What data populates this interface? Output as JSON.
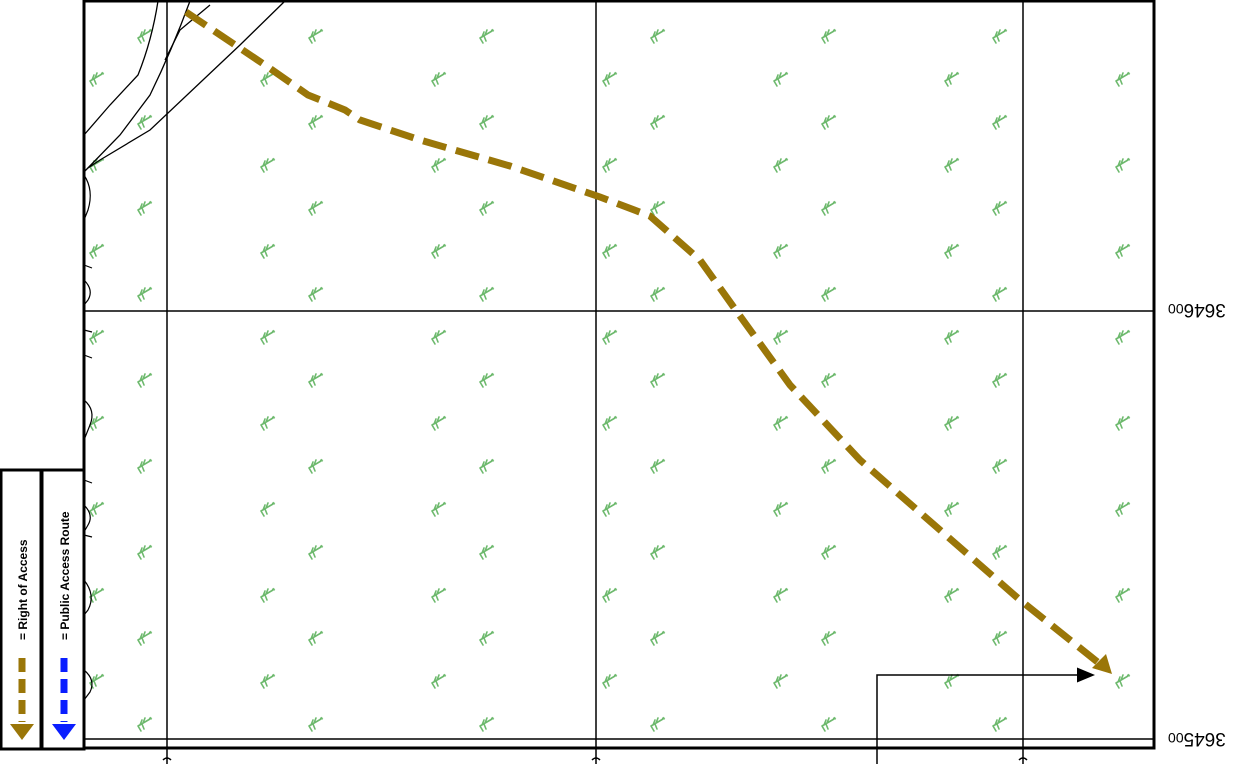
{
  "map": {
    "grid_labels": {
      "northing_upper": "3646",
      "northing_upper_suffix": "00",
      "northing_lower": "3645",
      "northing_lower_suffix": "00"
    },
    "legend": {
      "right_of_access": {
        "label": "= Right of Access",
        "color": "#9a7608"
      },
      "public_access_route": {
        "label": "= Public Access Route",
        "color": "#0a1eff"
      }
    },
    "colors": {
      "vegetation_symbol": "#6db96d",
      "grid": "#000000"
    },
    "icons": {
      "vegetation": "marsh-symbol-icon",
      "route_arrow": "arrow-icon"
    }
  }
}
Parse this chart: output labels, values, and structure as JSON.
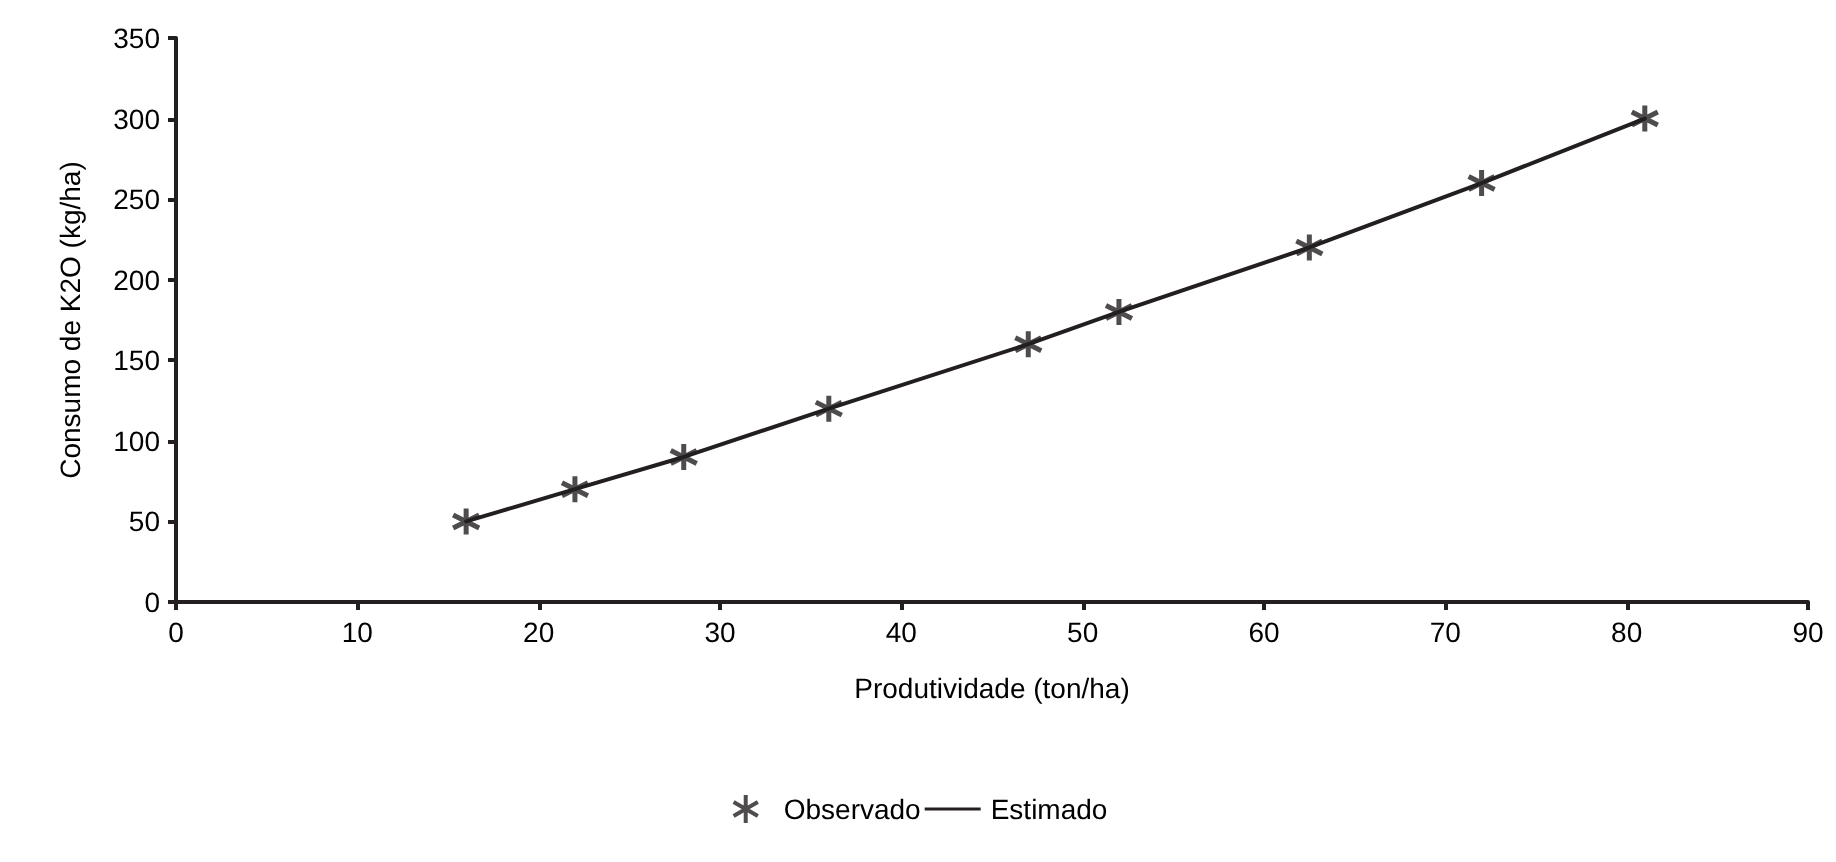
* * *
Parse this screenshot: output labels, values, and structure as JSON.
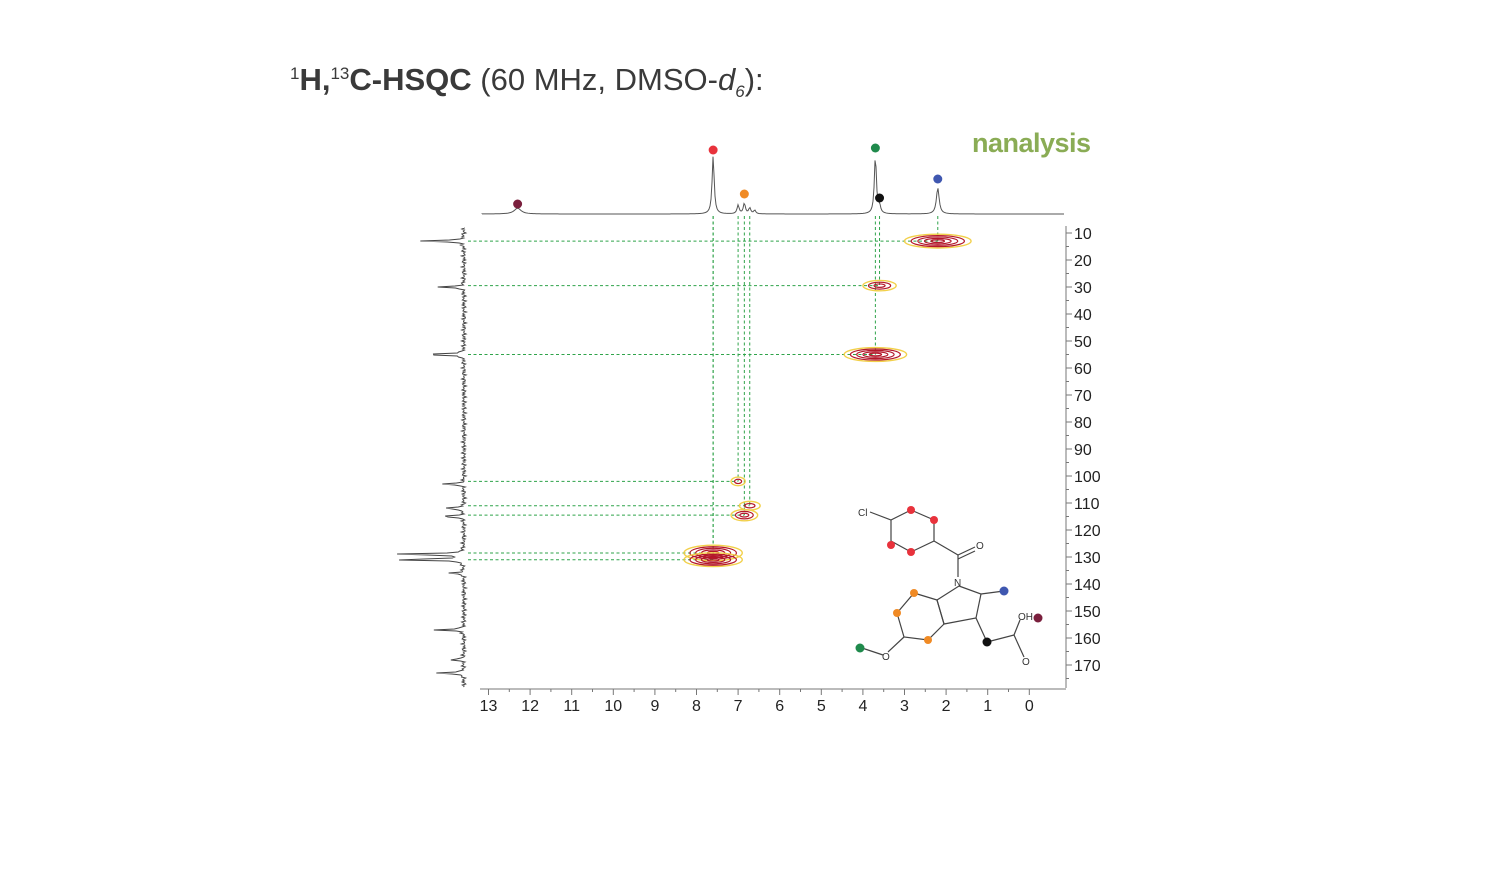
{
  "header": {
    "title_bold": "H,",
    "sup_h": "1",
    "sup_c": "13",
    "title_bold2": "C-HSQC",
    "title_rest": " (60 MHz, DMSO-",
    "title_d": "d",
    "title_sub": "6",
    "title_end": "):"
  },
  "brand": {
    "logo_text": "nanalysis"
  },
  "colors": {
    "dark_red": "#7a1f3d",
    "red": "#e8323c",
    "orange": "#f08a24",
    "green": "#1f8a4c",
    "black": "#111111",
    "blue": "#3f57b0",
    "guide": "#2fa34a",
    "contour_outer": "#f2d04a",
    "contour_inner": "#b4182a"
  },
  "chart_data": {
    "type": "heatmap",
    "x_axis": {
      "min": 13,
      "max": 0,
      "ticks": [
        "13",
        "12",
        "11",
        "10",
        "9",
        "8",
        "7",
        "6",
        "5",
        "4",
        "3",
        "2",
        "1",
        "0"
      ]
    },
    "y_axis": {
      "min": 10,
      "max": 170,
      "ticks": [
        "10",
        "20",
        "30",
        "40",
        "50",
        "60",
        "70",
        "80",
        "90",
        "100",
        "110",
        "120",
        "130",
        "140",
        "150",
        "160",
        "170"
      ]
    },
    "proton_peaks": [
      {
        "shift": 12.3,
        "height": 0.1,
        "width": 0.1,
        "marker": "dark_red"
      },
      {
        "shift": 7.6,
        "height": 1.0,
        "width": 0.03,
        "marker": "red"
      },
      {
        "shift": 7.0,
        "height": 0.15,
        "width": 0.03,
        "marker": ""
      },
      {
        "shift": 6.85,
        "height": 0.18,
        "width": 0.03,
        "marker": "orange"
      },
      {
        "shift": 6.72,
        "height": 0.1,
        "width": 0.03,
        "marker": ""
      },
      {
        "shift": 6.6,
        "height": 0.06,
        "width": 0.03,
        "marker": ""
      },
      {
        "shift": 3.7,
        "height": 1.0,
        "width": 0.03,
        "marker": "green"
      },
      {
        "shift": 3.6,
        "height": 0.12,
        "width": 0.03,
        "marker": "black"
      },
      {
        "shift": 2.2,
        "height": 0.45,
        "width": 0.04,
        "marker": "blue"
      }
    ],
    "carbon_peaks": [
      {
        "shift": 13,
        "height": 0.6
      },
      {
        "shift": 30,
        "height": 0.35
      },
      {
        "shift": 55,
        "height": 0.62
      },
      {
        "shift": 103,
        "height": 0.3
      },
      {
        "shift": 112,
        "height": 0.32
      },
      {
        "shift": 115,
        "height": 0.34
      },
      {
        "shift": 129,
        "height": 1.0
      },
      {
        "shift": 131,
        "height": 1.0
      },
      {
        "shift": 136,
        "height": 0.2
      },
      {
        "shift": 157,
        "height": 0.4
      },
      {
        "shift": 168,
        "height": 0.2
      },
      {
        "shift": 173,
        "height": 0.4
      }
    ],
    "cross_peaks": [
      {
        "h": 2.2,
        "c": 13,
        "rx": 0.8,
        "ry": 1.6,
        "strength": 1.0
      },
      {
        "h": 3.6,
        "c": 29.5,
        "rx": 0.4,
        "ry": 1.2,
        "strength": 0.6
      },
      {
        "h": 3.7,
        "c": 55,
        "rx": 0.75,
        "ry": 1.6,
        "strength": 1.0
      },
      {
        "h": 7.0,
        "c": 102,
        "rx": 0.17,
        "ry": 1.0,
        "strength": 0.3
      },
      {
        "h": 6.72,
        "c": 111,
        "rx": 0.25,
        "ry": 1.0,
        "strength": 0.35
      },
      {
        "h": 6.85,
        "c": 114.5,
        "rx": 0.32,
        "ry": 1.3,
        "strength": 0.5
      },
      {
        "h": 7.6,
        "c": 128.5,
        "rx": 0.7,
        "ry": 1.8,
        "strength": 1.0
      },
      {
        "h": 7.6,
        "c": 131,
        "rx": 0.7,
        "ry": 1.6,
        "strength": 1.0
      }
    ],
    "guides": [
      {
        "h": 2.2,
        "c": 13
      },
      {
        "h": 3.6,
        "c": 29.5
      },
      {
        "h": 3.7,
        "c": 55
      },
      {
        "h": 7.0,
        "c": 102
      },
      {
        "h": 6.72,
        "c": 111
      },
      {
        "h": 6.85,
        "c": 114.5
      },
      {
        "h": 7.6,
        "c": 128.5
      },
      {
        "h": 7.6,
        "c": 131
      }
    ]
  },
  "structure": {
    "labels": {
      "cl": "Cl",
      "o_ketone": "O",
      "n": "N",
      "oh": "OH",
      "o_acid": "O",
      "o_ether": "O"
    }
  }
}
--
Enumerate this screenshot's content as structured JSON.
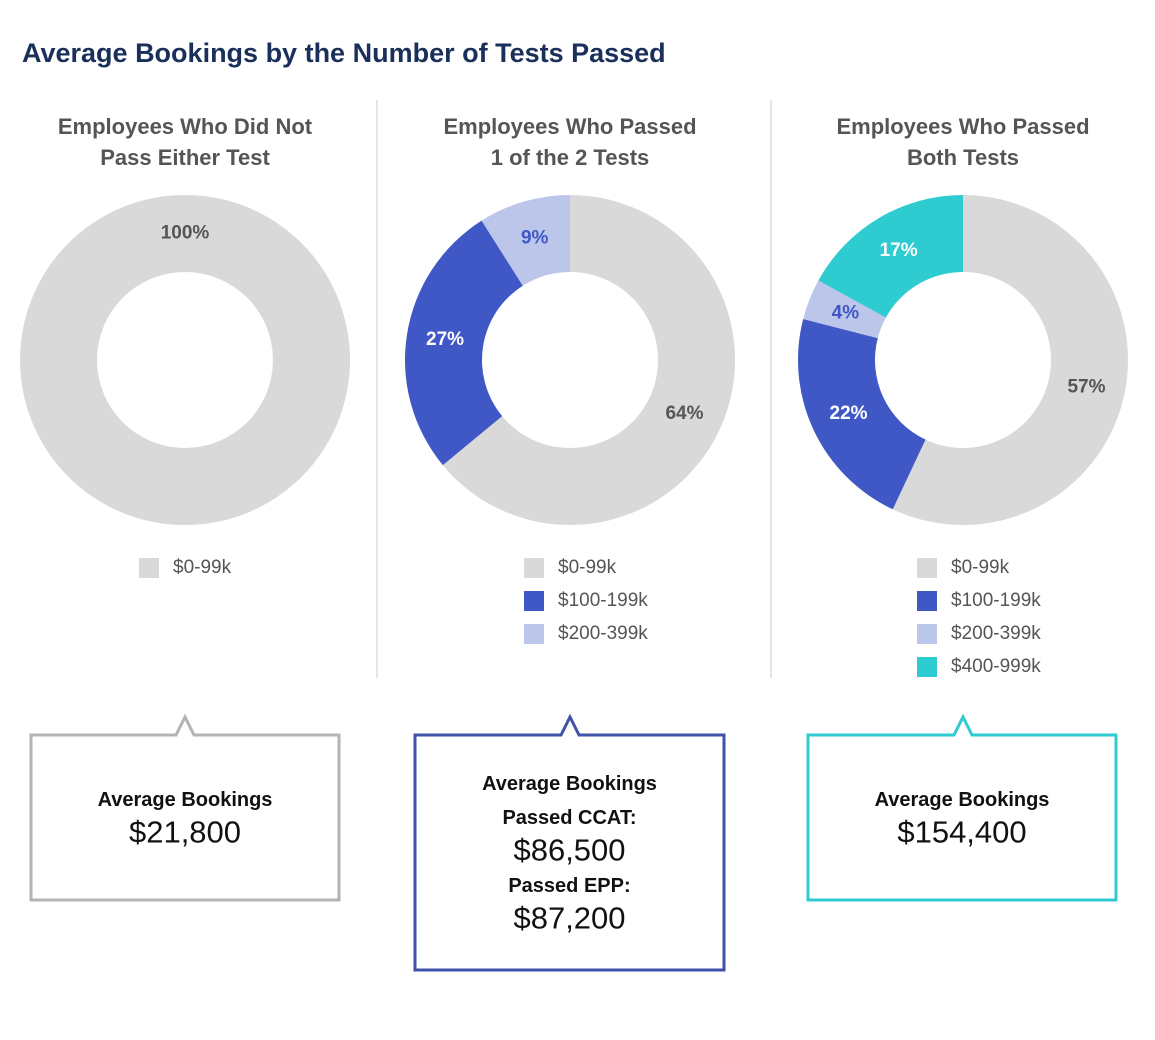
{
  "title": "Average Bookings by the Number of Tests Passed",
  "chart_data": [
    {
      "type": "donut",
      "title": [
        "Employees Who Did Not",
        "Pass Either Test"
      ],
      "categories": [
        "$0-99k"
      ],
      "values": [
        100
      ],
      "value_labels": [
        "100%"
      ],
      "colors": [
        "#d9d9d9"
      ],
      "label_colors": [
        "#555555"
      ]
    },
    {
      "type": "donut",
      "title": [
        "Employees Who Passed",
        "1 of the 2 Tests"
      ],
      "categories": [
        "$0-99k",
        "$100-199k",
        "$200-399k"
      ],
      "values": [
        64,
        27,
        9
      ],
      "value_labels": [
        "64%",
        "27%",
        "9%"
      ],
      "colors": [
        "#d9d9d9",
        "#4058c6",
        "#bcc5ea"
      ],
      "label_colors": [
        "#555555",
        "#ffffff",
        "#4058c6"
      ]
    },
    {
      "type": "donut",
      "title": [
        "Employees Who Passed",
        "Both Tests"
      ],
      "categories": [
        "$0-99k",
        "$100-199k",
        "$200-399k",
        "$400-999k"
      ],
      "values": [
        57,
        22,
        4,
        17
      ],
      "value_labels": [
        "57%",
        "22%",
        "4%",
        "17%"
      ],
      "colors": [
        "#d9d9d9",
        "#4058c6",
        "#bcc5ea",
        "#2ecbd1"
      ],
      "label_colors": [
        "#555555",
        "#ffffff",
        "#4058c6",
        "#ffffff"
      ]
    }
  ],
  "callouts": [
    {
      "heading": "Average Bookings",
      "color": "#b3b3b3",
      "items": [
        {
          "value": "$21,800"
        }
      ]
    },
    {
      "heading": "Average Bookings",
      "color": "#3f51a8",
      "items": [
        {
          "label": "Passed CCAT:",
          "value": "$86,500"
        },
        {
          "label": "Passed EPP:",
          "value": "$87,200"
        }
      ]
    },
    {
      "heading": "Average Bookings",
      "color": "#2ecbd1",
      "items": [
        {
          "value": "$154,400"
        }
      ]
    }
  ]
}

> [Aim of the exercise]:
Starting at the line that contains "What data populates" and stopping after the line that contains "Parse this chart: output", copy every line exactly. Leave any pictures behind.

> [Result of this task]:
What data populates this interface? Output as JSON.
{
  "map": {
    "grid_labels": {
      "northing_upper": "3646",
      "northing_upper_suffix": "00",
      "northing_lower": "3645",
      "northing_lower_suffix": "00"
    },
    "legend": {
      "right_of_access": {
        "label": "= Right of Access",
        "color": "#9a7608"
      },
      "public_access_route": {
        "label": "= Public Access Route",
        "color": "#0a1eff"
      }
    },
    "colors": {
      "vegetation_symbol": "#6db96d",
      "grid": "#000000"
    },
    "icons": {
      "vegetation": "marsh-symbol-icon",
      "route_arrow": "arrow-icon"
    }
  }
}
Parse this chart: output labels, values, and structure as JSON.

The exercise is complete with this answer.